Work instructions -
Review the material and extract every line in which the word "What" occurs.
--- Begin Source material ---
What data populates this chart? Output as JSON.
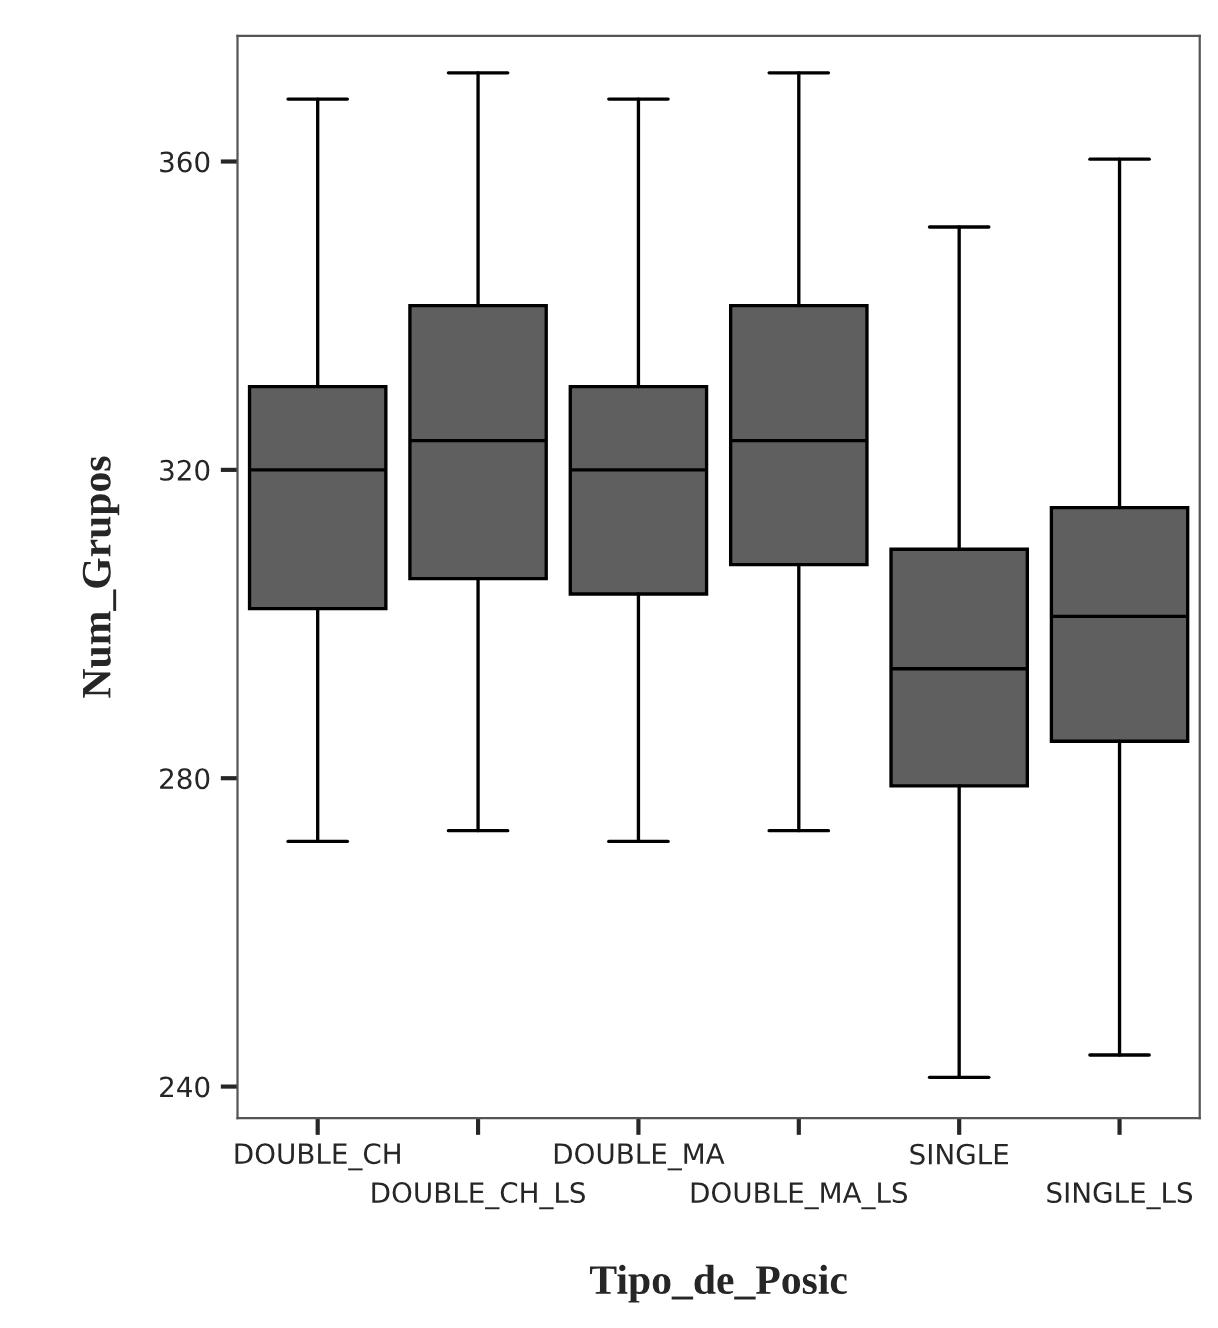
{
  "chart_data": {
    "type": "box",
    "xlabel": "Tipo_de_Posic",
    "ylabel": "Num_Grupos",
    "categories": [
      "DOUBLE_CH",
      "DOUBLE_CH_LS",
      "DOUBLE_MA",
      "DOUBLE_MA_LS",
      "SINGLE",
      "SINGLE_LS"
    ],
    "color": "#5f5f5f",
    "boxes": [
      {
        "low": 271.8,
        "q1": 302.0,
        "median": 320.0,
        "q3": 330.8,
        "high": 368.1
      },
      {
        "low": 273.2,
        "q1": 305.9,
        "median": 323.8,
        "q3": 341.3,
        "high": 371.5
      },
      {
        "low": 271.8,
        "q1": 303.9,
        "median": 320.0,
        "q3": 330.8,
        "high": 368.1
      },
      {
        "low": 273.2,
        "q1": 307.7,
        "median": 323.8,
        "q3": 341.3,
        "high": 371.5
      },
      {
        "low": 241.2,
        "q1": 279.0,
        "median": 294.2,
        "q3": 309.7,
        "high": 351.5
      },
      {
        "low": 244.1,
        "q1": 284.8,
        "median": 301.0,
        "q3": 315.1,
        "high": 360.3
      }
    ],
    "ylim": [
      235.9,
      376.3
    ],
    "yticks": [
      240,
      280,
      320,
      360
    ],
    "grid": false,
    "legend": false
  }
}
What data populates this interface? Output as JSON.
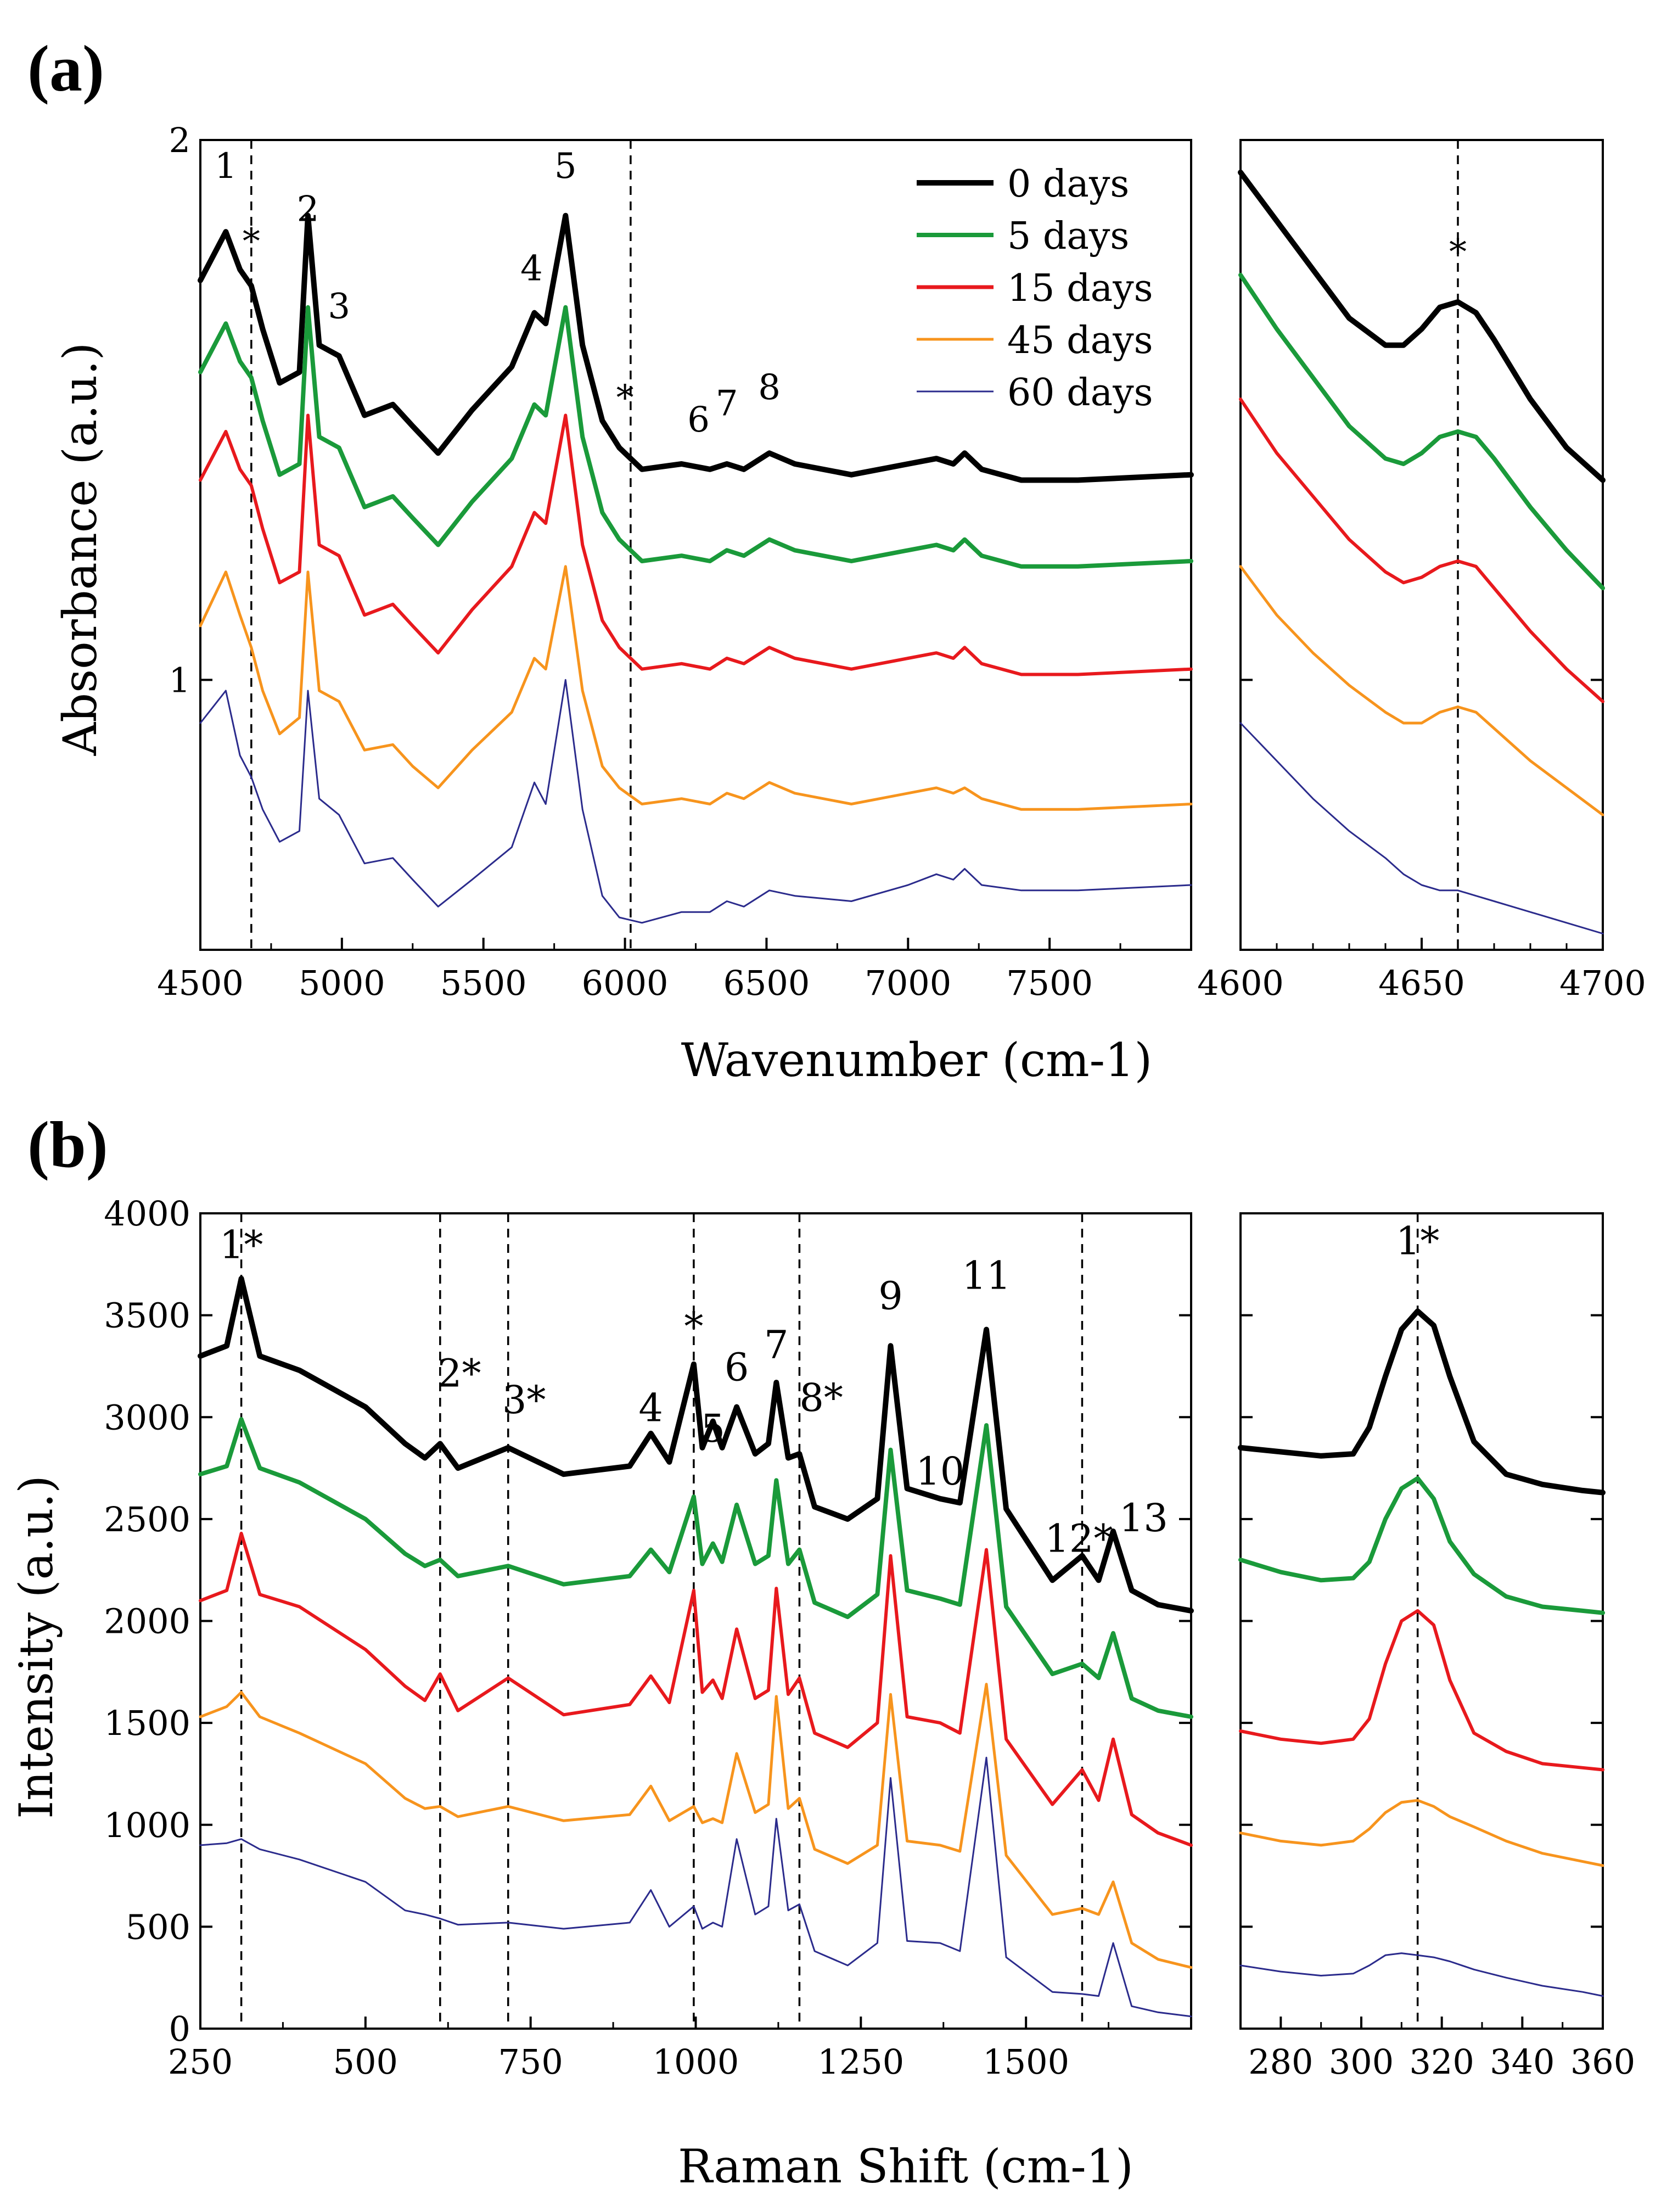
--- End Source material ---
Final result -
What data populates this chart? Output as JSON.
What data populates this interface? Output as JSON.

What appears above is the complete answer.